==== Lesetext

USA: Sicherer Datenhafen oder nicht?

Erstellt am 26.05.2015

Seit dem Jahr 2000 können europäische Unternehmen personenbezogene Daten in die USA weiterleiten, wenn sich der dortige Datenverarbeiter den mit der EU ausgehandelten Datenschutzregeln unterwirft. Dieses "Safe Harbor" ("sicherer Hafen") genannte Verfahren wurde von Beginn an vom Europäischen Parlament abgelehnt. Es bevorzugt US-Unternehmen, weil die Auflagen für sie nicht so umfangreich sind wie für europäische Unternehmen, die jeweils detaillierte Datenschutzgesetze einhalten müssen. Außerdem ist die Durchsetzung sehr schwach, wie eine Reihe von Studien gezeigt hat.

========
==== Auszüge aus Datensätzen

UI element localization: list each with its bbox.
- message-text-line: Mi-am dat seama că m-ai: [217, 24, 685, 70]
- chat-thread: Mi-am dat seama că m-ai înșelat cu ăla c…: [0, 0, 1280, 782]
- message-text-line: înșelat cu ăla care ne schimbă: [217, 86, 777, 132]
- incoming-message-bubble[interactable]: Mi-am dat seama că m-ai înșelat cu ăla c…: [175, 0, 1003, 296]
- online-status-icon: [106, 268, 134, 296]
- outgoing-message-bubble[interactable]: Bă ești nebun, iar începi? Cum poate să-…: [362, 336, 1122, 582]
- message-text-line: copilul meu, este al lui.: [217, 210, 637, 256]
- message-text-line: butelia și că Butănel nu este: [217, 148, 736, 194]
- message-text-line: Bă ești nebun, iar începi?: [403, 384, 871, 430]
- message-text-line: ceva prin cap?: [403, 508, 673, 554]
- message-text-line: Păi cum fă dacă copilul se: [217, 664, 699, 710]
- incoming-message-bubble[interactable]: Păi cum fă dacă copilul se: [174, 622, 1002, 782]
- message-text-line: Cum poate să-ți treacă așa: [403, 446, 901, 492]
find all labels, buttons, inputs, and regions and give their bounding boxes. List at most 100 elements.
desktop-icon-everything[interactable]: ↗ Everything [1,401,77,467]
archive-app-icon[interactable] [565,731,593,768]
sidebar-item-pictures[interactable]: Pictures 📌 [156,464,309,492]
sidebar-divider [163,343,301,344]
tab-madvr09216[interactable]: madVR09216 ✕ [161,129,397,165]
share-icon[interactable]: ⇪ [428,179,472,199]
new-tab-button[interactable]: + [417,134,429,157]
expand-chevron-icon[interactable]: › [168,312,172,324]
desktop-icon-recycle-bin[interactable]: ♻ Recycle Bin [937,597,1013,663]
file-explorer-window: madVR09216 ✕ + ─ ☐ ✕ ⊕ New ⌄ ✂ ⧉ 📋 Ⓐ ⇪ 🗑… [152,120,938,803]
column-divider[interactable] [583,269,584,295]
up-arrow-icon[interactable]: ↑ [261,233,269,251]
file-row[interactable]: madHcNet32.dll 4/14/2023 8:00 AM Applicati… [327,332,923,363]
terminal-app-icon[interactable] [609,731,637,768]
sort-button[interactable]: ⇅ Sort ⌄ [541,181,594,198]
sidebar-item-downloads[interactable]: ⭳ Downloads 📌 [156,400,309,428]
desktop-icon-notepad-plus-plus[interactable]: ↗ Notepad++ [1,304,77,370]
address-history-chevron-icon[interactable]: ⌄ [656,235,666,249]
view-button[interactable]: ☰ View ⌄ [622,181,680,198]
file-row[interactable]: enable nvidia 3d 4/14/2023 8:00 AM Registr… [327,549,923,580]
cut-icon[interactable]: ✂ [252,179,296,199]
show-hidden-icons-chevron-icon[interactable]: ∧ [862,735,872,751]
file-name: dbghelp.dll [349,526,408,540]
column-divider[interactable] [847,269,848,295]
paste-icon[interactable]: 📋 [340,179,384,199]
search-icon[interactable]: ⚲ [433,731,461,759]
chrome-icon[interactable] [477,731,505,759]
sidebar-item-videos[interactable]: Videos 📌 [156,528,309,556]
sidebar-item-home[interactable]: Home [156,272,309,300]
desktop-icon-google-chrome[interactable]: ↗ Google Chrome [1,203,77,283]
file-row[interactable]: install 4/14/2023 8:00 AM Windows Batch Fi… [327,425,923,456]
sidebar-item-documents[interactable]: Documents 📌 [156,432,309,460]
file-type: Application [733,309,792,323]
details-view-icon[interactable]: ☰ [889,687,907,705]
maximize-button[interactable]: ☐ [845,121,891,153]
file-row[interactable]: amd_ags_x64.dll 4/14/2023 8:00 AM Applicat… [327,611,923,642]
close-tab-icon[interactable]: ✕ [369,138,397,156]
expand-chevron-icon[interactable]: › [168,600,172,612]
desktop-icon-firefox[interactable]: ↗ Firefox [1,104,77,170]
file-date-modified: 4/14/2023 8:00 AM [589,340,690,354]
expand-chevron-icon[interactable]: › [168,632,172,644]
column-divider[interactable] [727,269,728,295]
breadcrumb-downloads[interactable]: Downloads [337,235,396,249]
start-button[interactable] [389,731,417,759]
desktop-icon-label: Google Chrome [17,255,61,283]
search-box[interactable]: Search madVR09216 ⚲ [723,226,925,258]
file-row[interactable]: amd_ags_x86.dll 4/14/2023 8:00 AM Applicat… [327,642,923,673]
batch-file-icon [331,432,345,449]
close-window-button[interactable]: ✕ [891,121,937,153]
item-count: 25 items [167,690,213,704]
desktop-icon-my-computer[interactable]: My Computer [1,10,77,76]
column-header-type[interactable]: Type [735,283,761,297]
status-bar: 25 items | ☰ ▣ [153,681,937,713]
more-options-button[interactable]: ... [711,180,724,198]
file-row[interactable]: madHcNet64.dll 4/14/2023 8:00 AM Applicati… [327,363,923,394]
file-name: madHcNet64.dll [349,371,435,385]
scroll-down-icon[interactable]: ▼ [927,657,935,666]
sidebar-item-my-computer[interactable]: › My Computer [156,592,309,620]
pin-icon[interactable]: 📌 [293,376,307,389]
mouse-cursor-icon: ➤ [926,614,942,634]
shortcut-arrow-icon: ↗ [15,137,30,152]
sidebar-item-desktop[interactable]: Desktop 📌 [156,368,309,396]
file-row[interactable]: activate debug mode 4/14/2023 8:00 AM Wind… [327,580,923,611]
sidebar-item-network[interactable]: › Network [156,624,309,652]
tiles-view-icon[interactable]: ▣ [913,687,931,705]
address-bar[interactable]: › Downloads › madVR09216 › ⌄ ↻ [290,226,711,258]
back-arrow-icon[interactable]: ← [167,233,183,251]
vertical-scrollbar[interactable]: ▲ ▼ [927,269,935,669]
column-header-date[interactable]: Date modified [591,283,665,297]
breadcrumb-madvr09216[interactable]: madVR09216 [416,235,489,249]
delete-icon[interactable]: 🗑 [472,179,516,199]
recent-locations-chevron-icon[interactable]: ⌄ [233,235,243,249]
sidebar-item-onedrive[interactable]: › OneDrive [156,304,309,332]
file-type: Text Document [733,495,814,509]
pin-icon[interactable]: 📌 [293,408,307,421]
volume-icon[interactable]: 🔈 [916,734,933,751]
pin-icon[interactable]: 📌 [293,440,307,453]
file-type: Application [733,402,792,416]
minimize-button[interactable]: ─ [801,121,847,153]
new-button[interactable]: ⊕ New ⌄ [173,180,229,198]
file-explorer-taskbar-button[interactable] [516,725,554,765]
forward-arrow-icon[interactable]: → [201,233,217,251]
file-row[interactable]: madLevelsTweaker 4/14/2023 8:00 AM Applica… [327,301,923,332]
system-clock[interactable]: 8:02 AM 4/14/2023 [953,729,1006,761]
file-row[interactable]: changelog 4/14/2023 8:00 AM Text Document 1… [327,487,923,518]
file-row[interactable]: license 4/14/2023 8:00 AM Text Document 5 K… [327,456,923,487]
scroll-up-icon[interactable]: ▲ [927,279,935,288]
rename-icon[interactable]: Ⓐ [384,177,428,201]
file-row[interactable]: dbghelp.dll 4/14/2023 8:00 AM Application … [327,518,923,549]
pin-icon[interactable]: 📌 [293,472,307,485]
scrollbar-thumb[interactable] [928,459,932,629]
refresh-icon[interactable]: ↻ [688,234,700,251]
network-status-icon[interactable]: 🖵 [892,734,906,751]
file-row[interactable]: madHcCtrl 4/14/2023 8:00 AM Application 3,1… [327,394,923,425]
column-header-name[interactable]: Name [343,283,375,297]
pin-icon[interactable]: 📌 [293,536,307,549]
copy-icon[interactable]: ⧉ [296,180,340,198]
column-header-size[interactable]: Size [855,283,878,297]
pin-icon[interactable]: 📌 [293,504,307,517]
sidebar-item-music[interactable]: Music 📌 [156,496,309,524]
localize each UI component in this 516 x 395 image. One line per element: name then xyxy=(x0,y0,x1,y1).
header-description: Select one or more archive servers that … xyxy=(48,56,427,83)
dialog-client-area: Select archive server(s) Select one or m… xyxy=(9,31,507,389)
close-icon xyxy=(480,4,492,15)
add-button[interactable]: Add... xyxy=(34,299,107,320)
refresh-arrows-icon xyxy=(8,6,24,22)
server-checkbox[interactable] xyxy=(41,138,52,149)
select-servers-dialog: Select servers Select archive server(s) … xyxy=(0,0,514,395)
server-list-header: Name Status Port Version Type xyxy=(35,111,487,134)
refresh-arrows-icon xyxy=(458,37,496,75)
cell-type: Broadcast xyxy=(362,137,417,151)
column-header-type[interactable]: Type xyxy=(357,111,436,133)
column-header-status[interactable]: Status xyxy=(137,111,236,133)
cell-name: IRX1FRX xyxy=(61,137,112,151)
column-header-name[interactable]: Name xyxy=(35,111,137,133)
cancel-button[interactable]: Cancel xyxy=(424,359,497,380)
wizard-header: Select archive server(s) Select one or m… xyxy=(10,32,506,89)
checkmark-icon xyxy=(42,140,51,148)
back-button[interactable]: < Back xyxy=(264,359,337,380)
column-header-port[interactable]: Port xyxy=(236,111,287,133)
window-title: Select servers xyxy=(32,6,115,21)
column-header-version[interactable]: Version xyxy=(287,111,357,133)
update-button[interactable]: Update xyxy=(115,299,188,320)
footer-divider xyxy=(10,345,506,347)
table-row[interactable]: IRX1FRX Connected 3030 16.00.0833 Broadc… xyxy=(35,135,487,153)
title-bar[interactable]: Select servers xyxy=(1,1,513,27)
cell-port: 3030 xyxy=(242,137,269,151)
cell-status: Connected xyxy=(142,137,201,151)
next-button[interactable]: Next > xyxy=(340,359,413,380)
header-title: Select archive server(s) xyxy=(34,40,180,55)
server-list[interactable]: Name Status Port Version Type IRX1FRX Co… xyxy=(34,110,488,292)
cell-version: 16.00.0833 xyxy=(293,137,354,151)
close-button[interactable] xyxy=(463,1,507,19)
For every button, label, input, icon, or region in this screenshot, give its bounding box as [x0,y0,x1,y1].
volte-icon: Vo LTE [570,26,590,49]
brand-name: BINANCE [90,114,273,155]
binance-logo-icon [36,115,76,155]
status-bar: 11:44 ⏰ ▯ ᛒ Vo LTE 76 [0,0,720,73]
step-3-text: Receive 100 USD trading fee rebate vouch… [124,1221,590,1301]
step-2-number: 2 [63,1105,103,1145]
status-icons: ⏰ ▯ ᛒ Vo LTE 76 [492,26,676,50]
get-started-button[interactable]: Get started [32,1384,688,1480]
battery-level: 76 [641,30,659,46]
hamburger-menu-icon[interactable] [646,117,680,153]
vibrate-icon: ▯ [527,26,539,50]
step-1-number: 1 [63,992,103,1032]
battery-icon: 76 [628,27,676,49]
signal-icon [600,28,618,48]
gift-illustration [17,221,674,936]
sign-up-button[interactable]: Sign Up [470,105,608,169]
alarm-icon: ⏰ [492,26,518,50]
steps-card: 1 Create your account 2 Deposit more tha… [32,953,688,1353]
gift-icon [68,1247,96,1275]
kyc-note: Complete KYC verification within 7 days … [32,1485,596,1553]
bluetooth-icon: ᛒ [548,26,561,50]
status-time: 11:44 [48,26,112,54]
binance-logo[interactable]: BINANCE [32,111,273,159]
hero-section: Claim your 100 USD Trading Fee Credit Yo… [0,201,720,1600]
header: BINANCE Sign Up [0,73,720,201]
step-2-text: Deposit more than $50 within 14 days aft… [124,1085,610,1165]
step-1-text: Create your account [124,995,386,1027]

========

Arbeitsauftrag -> Wer hat laut dem Lesetext das Verfahren „Safe Harbor“ von Beginn an abgelehnt?

Erledigte Aufgabe -> Das Europäische Parlament.